_Dataset records_
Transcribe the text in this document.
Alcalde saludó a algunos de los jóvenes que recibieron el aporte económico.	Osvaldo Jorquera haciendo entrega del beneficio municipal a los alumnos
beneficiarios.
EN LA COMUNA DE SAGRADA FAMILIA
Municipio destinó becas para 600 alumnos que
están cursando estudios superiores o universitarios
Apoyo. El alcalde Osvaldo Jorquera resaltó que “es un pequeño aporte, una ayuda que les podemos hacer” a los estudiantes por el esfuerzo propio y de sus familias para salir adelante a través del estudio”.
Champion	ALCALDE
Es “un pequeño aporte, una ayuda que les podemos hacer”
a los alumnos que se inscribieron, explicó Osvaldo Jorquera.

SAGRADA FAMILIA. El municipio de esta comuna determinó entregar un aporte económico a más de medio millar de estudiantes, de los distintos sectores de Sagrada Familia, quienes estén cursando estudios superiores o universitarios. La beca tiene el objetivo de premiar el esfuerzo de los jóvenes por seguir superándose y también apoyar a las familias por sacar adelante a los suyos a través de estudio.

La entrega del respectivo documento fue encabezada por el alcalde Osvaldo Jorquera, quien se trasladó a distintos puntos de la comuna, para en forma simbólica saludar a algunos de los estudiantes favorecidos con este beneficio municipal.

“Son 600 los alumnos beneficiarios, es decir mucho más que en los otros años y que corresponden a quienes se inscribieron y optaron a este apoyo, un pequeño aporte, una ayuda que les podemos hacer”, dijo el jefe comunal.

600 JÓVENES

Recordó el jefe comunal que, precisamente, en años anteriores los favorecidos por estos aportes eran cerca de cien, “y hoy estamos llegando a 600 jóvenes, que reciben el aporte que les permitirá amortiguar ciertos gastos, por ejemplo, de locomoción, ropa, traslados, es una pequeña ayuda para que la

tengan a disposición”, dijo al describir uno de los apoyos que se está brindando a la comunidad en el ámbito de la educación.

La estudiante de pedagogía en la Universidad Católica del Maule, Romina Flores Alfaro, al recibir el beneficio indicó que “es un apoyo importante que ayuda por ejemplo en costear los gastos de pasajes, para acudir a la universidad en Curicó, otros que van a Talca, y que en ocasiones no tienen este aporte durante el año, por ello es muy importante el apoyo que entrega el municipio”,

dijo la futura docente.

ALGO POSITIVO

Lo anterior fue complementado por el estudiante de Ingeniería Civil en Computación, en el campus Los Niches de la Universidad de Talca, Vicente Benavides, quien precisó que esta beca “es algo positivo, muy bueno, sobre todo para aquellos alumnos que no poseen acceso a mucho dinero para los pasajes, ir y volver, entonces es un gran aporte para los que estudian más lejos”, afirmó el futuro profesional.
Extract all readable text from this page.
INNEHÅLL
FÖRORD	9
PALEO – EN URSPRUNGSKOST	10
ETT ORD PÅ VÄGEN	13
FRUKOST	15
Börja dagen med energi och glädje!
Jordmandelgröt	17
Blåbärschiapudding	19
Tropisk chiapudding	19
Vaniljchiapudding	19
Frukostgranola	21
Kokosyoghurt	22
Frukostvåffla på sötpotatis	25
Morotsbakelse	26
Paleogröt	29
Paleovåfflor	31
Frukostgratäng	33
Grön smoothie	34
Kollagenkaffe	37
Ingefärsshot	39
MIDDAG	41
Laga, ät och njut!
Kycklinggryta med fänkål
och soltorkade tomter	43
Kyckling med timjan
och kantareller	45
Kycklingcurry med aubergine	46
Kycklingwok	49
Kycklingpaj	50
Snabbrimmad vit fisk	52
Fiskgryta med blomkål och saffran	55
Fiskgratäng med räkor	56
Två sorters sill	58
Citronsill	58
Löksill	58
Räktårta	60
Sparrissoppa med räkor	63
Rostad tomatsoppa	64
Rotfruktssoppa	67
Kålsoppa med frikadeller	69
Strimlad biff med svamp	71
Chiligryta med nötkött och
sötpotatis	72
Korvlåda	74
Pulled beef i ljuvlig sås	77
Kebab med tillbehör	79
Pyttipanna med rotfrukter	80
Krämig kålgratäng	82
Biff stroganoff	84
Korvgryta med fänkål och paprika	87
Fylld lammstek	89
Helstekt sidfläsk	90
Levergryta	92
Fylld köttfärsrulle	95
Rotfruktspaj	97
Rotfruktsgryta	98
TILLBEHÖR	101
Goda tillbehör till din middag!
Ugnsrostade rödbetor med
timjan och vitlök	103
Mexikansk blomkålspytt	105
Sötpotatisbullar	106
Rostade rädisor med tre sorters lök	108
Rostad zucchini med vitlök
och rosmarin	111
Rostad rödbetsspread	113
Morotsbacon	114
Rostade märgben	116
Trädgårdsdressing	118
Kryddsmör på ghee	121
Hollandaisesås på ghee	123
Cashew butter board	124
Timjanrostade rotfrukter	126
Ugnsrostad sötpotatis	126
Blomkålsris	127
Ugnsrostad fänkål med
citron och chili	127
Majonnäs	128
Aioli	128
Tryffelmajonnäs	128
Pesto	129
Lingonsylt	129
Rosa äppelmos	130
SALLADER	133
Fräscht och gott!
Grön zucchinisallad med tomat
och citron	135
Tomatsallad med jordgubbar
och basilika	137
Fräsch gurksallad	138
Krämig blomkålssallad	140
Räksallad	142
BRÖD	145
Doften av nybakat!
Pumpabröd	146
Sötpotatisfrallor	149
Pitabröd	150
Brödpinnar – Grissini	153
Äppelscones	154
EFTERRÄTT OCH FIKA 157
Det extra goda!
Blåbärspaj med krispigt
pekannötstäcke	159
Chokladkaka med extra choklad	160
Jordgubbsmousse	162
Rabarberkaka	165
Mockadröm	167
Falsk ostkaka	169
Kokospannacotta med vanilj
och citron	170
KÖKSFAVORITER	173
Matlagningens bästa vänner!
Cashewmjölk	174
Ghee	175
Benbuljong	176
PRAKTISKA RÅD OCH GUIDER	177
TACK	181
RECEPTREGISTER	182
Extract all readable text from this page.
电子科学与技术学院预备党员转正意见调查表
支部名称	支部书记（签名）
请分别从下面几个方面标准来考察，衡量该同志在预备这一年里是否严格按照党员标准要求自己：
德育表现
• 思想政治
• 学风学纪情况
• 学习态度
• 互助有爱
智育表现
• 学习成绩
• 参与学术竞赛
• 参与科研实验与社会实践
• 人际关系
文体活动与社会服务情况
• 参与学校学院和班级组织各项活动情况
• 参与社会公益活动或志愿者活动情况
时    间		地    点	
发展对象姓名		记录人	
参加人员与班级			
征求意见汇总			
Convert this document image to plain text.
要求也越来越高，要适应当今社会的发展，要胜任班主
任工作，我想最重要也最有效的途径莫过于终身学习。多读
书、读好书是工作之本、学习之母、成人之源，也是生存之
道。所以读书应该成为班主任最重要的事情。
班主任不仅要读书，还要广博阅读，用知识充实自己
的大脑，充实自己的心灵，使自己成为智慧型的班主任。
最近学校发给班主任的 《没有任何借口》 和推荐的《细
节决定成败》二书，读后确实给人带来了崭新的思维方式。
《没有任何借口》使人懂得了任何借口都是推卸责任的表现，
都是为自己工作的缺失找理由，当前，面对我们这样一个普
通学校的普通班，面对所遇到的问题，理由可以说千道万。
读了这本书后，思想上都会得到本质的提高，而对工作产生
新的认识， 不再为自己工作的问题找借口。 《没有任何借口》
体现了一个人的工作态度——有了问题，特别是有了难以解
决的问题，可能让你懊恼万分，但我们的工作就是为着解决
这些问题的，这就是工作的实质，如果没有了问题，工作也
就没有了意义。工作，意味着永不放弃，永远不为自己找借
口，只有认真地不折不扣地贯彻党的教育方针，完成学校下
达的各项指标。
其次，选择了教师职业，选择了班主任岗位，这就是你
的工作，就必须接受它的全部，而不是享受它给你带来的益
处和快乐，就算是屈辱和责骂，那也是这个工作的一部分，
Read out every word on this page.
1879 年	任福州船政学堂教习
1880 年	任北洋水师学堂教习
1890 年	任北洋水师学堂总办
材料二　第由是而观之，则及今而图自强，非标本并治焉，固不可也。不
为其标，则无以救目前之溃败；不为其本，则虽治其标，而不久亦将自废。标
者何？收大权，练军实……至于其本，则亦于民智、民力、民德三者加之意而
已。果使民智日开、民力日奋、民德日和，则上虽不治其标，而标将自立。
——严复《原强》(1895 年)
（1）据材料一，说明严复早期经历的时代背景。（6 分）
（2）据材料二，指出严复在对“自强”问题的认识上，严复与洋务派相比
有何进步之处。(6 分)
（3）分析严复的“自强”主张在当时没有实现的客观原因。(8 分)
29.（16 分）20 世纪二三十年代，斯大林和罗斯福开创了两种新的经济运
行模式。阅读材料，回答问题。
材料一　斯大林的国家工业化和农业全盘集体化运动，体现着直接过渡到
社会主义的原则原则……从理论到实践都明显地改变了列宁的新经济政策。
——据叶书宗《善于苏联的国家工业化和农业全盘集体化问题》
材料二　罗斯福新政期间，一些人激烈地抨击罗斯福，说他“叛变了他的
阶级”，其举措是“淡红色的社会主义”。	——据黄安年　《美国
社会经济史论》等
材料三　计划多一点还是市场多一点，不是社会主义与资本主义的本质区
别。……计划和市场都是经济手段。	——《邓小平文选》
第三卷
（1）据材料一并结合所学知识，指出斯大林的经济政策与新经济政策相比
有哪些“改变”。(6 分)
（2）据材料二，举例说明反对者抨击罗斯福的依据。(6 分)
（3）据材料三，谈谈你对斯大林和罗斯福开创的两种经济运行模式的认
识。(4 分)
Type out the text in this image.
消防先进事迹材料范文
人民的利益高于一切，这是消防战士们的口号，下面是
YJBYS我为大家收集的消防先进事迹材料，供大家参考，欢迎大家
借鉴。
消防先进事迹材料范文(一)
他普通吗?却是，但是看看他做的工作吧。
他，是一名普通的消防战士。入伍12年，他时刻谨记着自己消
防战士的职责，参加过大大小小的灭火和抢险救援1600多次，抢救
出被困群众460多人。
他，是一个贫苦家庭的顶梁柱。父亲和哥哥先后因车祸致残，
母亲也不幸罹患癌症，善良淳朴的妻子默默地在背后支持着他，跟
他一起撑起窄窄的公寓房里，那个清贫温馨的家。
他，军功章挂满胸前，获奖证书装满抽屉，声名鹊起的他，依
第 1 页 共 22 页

_Prompt_
Track down every line with the word "favorecidos" and copy it.

_Result_
La entrega del respectivo documento fue encabezada por el alcalde Osvaldo Jorquera, quien se trasladó a distintos puntos de la comuna, para en forma simbólica saludar a algunos de los estudiantes favorecidos con este beneficio municipal.
Recordó el jefe comunal que, precisamente, en años anteriores los favorecidos por estos aportes eran cerca de cien, “y hoy estamos llegando a 600 jóvenes, que reciben el aporte que les permitirá amortiguar ciertos gastos, por ejemplo, de locomoción, ropa, traslados, es una pequeña ayuda para que la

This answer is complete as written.